[BEGIN Provided material]

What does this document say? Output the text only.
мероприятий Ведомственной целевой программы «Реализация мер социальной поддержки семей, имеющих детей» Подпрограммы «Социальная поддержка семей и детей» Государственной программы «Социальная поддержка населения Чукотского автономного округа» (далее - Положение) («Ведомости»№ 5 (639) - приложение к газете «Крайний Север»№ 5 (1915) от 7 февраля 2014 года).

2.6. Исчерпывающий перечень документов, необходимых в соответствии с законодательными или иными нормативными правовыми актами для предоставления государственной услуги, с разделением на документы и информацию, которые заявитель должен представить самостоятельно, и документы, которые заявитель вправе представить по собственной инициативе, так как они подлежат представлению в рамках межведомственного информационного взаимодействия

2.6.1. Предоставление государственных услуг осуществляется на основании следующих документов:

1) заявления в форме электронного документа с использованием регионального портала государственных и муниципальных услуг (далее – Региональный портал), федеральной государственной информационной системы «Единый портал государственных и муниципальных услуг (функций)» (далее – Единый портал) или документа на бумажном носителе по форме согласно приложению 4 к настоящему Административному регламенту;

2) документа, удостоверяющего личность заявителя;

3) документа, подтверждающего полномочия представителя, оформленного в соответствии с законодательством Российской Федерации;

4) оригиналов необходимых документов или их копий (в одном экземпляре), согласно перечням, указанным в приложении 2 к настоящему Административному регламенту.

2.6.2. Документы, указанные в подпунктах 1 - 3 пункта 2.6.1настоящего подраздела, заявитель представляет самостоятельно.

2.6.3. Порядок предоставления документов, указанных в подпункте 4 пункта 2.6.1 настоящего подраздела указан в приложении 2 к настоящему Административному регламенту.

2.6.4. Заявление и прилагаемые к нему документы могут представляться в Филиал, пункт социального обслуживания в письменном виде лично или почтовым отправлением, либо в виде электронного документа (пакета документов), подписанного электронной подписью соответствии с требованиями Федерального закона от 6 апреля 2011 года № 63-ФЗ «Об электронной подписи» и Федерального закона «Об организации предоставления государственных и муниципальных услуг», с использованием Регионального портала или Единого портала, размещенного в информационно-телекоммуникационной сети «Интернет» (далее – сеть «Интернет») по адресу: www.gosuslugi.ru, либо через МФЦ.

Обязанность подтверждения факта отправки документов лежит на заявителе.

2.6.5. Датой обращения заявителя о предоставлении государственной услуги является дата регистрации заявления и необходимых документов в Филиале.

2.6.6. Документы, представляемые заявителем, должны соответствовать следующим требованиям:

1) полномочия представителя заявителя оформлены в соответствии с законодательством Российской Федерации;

[END Provided material]

Requirement: The records above should be repeated in full, exactly as given.

Correct response:
What does this document say? Output the text only.
мероприятий Ведомственной целевой программы «Реализация мер социальной поддержки семей, имеющих детей» Подпрограммы «Социальная поддержка семей и детей» Государственной программы «Социальная поддержка населения Чукотского автономного округа» (далее - Положение) («Ведомости»№ 5 (639) - приложение к газете «Крайний Север»№ 5 (1915) от 7 февраля 2014 года).

2.6. Исчерпывающий перечень документов, необходимых в соответствии с законодательными или иными нормативными правовыми актами для предоставления государственной услуги, с разделением на документы и информацию, которые заявитель должен представить самостоятельно, и документы, которые заявитель вправе представить по собственной инициативе, так как они подлежат представлению в рамках межведомственного информационного взаимодействия

2.6.1. Предоставление государственных услуг осуществляется на основании следующих документов:

1) заявления в форме электронного документа с использованием регионального портала государственных и муниципальных услуг (далее – Региональный портал), федеральной государственной информационной системы «Единый портал государственных и муниципальных услуг (функций)» (далее – Единый портал) или документа на бумажном носителе по форме согласно приложению 4 к настоящему Административному регламенту;

2) документа, удостоверяющего личность заявителя;

3) документа, подтверждающего полномочия представителя, оформленного в соответствии с законодательством Российской Федерации;

4) оригиналов необходимых документов или их копий (в одном экземпляре), согласно перечням, указанным в приложении 2 к настоящему Административному регламенту.

2.6.2. Документы, указанные в подпунктах 1 - 3 пункта 2.6.1настоящего подраздела, заявитель представляет самостоятельно.

2.6.3. Порядок предоставления документов, указанных в подпункте 4 пункта 2.6.1 настоящего подраздела указан в приложении 2 к настоящему Административному регламенту.

2.6.4. Заявление и прилагаемые к нему документы могут представляться в Филиал, пункт социального обслуживания в письменном виде лично или почтовым отправлением, либо в виде электронного документа (пакета документов), подписанного электронной подписью соответствии с требованиями Федерального закона от 6 апреля 2011 года № 63-ФЗ «Об электронной подписи» и Федерального закона «Об организации предоставления государственных и муниципальных услуг», с использованием Регионального портала или Единого портала, размещенного в информационно-телекоммуникационной сети «Интернет» (далее – сеть «Интернет») по адресу: www.gosuslugi.ru, либо через МФЦ.

Обязанность подтверждения факта отправки документов лежит на заявителе.

2.6.5. Датой обращения заявителя о предоставлении государственной услуги является дата регистрации заявления и необходимых документов в Филиале.

2.6.6. Документы, представляемые заявителем, должны соответствовать следующим требованиям:

1) полномочия представителя заявителя оформлены в соответствии с законодательством Российской Федерации;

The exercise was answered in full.